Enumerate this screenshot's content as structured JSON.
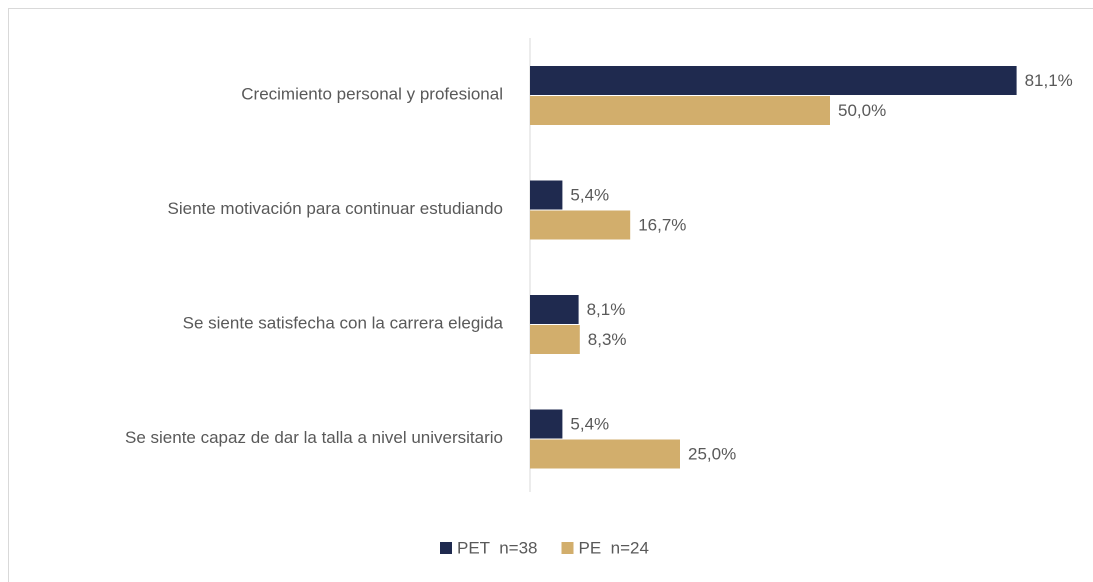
{
  "chart_data": {
    "type": "bar",
    "orientation": "horizontal",
    "categories": [
      "Crecimiento personal y profesional",
      "Siente motivación para continuar estudiando",
      "Se siente satisfecha con la carrera elegida",
      "Se siente capaz de dar la talla a nivel universitario"
    ],
    "series": [
      {
        "name": "PET  n=38",
        "color": "#1f2a4f",
        "values": [
          81.1,
          5.4,
          8.1,
          5.4
        ],
        "value_labels": [
          "81,1%",
          "5,4%",
          "8,1%",
          "5,4%"
        ]
      },
      {
        "name": "PE  n=24",
        "color": "#d2ae6c",
        "values": [
          50.0,
          16.7,
          8.3,
          25.0
        ],
        "value_labels": [
          "50,0%",
          "16,7%",
          "8,3%",
          "25,0%"
        ]
      }
    ],
    "legend": "bottom"
  }
}
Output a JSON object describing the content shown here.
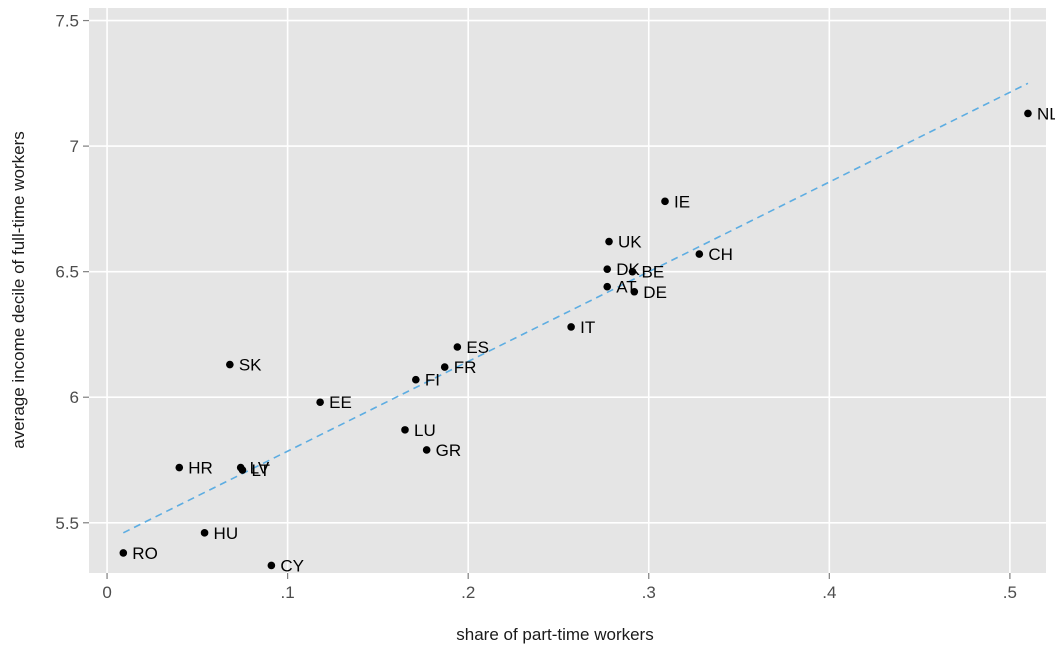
{
  "chart_data": {
    "type": "scatter",
    "title": "",
    "xlabel": "share of part-time workers",
    "ylabel": "average income decile of full-time workers",
    "xlim": [
      -0.01,
      0.52
    ],
    "ylim": [
      5.3,
      7.55
    ],
    "x_ticks": [
      {
        "value": 0,
        "label": "0"
      },
      {
        "value": 0.1,
        "label": ".1"
      },
      {
        "value": 0.2,
        "label": ".2"
      },
      {
        "value": 0.3,
        "label": ".3"
      },
      {
        "value": 0.4,
        "label": ".4"
      },
      {
        "value": 0.5,
        "label": ".5"
      }
    ],
    "y_ticks": [
      {
        "value": 5.5,
        "label": "5.5"
      },
      {
        "value": 6,
        "label": "6"
      },
      {
        "value": 6.5,
        "label": "6.5"
      },
      {
        "value": 7,
        "label": "7"
      },
      {
        "value": 7.5,
        "label": "7.5"
      }
    ],
    "grid": true,
    "points": [
      {
        "label": "NL",
        "x": 0.51,
        "y": 7.13
      },
      {
        "label": "IE",
        "x": 0.309,
        "y": 6.78
      },
      {
        "label": "UK",
        "x": 0.278,
        "y": 6.62
      },
      {
        "label": "CH",
        "x": 0.328,
        "y": 6.57
      },
      {
        "label": "DK",
        "x": 0.277,
        "y": 6.51
      },
      {
        "label": "BE",
        "x": 0.291,
        "y": 6.5
      },
      {
        "label": "AT",
        "x": 0.277,
        "y": 6.44
      },
      {
        "label": "DE",
        "x": 0.292,
        "y": 6.42
      },
      {
        "label": "IT",
        "x": 0.257,
        "y": 6.28
      },
      {
        "label": "ES",
        "x": 0.194,
        "y": 6.2
      },
      {
        "label": "FR",
        "x": 0.187,
        "y": 6.12
      },
      {
        "label": "FI",
        "x": 0.171,
        "y": 6.07
      },
      {
        "label": "SK",
        "x": 0.068,
        "y": 6.13
      },
      {
        "label": "EE",
        "x": 0.118,
        "y": 5.98
      },
      {
        "label": "LU",
        "x": 0.165,
        "y": 5.87
      },
      {
        "label": "GR",
        "x": 0.177,
        "y": 5.79
      },
      {
        "label": "HR",
        "x": 0.04,
        "y": 5.72
      },
      {
        "label": "LV",
        "x": 0.074,
        "y": 5.72
      },
      {
        "label": "LT",
        "x": 0.075,
        "y": 5.71
      },
      {
        "label": "HU",
        "x": 0.054,
        "y": 5.46
      },
      {
        "label": "RO",
        "x": 0.009,
        "y": 5.38
      },
      {
        "label": "CY",
        "x": 0.091,
        "y": 5.33
      }
    ],
    "fit_line": {
      "x": [
        0.009,
        0.51
      ],
      "y": [
        5.46,
        7.25
      ],
      "style": "dashed"
    },
    "colors": {
      "panel": "#e5e5e5",
      "grid": "#ffffff",
      "point": "#000000",
      "fit_line": "#5dade2",
      "tick": "#7f7f7f"
    }
  }
}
______
▶ EXERCISE DIRECTIONS: Copy out all the records exactly, excluding pictures.

▶ THE RESULT:
Enumerate this screenshot's content as structured JSON.
{
  "chart_data": {
    "type": "bar",
    "orientation": "horizontal",
    "categories": [
      "Crecimiento personal y profesional",
      "Siente motivación para continuar estudiando",
      "Se siente satisfecha con la carrera elegida",
      "Se siente capaz de dar la talla a nivel universitario"
    ],
    "series": [
      {
        "name": "PET  n=38",
        "color": "#1f2a4f",
        "values": [
          81.1,
          5.4,
          8.1,
          5.4
        ],
        "value_labels": [
          "81,1%",
          "5,4%",
          "8,1%",
          "5,4%"
        ]
      },
      {
        "name": "PE  n=24",
        "color": "#d2ae6c",
        "values": [
          50.0,
          16.7,
          8.3,
          25.0
        ],
        "value_labels": [
          "50,0%",
          "16,7%",
          "8,3%",
          "25,0%"
        ]
      }
    ],
    "legend": "bottom"
  }
}
Output a JSON object describing the content shown here.
{
  "chart_data": {
    "type": "scatter",
    "title": "",
    "xlabel": "share of part-time workers",
    "ylabel": "average income decile of full-time workers",
    "xlim": [
      -0.01,
      0.52
    ],
    "ylim": [
      5.3,
      7.55
    ],
    "x_ticks": [
      {
        "value": 0,
        "label": "0"
      },
      {
        "value": 0.1,
        "label": ".1"
      },
      {
        "value": 0.2,
        "label": ".2"
      },
      {
        "value": 0.3,
        "label": ".3"
      },
      {
        "value": 0.4,
        "label": ".4"
      },
      {
        "value": 0.5,
        "label": ".5"
      }
    ],
    "y_ticks": [
      {
        "value": 5.5,
        "label": "5.5"
      },
      {
        "value": 6,
        "label": "6"
      },
      {
        "value": 6.5,
        "label": "6.5"
      },
      {
        "value": 7,
        "label": "7"
      },
      {
        "value": 7.5,
        "label": "7.5"
      }
    ],
    "grid": true,
    "points": [
      {
        "label": "NL",
        "x": 0.51,
        "y": 7.13
      },
      {
        "label": "IE",
        "x": 0.309,
        "y": 6.78
      },
      {
        "label": "UK",
        "x": 0.278,
        "y": 6.62
      },
      {
        "label": "CH",
        "x": 0.328,
        "y": 6.57
      },
      {
        "label": "DK",
        "x": 0.277,
        "y": 6.51
      },
      {
        "label": "BE",
        "x": 0.291,
        "y": 6.5
      },
      {
        "label": "AT",
        "x": 0.277,
        "y": 6.44
      },
      {
        "label": "DE",
        "x": 0.292,
        "y": 6.42
      },
      {
        "label": "IT",
        "x": 0.257,
        "y": 6.28
      },
      {
        "label": "ES",
        "x": 0.194,
        "y": 6.2
      },
      {
        "label": "FR",
        "x": 0.187,
        "y": 6.12
      },
      {
        "label": "FI",
        "x": 0.171,
        "y": 6.07
      },
      {
        "label": "SK",
        "x": 0.068,
        "y": 6.13
      },
      {
        "label": "EE",
        "x": 0.118,
        "y": 5.98
      },
      {
        "label": "LU",
        "x": 0.165,
        "y": 5.87
      },
      {
        "label": "GR",
        "x": 0.177,
        "y": 5.79
      },
      {
        "label": "HR",
        "x": 0.04,
        "y": 5.72
      },
      {
        "label": "LV",
        "x": 0.074,
        "y": 5.72
      },
      {
        "label": "LT",
        "x": 0.075,
        "y": 5.71
      },
      {
        "label": "HU",
        "x": 0.054,
        "y": 5.46
      },
      {
        "label": "RO",
        "x": 0.009,
        "y": 5.38
      },
      {
        "label": "CY",
        "x": 0.091,
        "y": 5.33
      }
    ],
    "fit_line": {
      "x": [
        0.009,
        0.51
      ],
      "y": [
        5.46,
        7.25
      ],
      "style": "dashed"
    },
    "colors": {
      "panel": "#e5e5e5",
      "grid": "#ffffff",
      "point": "#000000",
      "fit_line": "#5dade2",
      "tick": "#7f7f7f"
    }
  }
}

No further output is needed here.